[Source data]
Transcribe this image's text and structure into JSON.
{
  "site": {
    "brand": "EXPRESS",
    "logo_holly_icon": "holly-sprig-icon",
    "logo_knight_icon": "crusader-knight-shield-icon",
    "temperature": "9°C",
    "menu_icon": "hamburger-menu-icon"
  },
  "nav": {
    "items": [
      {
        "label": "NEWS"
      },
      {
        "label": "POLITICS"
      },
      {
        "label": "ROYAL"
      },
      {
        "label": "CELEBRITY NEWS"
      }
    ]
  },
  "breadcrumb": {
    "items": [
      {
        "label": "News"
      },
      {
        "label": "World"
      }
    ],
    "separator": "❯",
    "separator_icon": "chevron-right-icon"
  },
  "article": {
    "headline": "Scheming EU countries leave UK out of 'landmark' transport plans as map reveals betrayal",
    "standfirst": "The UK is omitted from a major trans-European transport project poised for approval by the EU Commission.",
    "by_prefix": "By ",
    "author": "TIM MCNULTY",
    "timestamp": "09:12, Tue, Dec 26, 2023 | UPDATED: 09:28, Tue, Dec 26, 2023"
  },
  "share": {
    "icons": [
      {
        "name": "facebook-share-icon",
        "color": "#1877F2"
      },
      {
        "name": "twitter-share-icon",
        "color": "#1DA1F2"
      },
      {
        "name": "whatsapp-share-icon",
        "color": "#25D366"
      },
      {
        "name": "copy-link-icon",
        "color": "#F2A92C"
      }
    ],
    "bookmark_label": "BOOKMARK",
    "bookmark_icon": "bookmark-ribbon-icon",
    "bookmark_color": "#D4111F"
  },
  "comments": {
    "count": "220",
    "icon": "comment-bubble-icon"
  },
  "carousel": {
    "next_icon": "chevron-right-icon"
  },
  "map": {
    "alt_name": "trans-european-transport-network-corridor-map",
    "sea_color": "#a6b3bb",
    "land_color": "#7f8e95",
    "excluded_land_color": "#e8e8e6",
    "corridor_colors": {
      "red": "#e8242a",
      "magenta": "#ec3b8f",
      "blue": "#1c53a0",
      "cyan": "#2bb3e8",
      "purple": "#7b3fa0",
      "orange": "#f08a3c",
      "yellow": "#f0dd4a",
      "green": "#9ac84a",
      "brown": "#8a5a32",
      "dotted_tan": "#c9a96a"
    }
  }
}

...

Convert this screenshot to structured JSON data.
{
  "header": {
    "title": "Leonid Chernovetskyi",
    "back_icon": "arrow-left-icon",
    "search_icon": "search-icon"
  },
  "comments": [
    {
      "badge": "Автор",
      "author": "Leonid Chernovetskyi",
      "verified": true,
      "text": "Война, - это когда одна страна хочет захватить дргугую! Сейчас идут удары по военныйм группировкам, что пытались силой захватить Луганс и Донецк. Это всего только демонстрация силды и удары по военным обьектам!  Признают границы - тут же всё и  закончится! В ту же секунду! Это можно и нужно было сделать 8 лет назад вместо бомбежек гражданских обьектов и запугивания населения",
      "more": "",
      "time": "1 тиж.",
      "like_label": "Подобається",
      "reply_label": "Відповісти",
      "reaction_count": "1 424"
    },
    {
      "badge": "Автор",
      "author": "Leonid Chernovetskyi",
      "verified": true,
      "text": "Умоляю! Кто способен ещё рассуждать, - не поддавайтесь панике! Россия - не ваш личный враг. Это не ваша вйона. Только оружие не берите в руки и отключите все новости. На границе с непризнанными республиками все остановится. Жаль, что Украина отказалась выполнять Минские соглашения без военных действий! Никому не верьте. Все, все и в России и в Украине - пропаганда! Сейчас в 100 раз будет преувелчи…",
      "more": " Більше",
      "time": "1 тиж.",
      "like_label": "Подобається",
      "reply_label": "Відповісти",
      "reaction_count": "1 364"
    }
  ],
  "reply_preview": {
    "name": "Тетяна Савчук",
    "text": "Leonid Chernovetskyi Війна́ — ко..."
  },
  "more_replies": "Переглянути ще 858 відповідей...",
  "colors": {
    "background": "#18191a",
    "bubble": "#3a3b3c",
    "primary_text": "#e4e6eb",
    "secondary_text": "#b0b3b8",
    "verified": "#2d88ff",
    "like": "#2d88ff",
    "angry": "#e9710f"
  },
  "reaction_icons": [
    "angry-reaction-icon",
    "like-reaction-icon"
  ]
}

What to produce: Pick out every line above that holds the word "transport" and copy it.

Full answer:
    "headline": "Scheming EU countries leave UK out of 'landmark' transport plans as map reveals betrayal",
    "standfirst": "The UK is omitted from a major trans-European transport project poised for approval by the EU Commission.",
    "alt_name": "trans-european-transport-network-corridor-map",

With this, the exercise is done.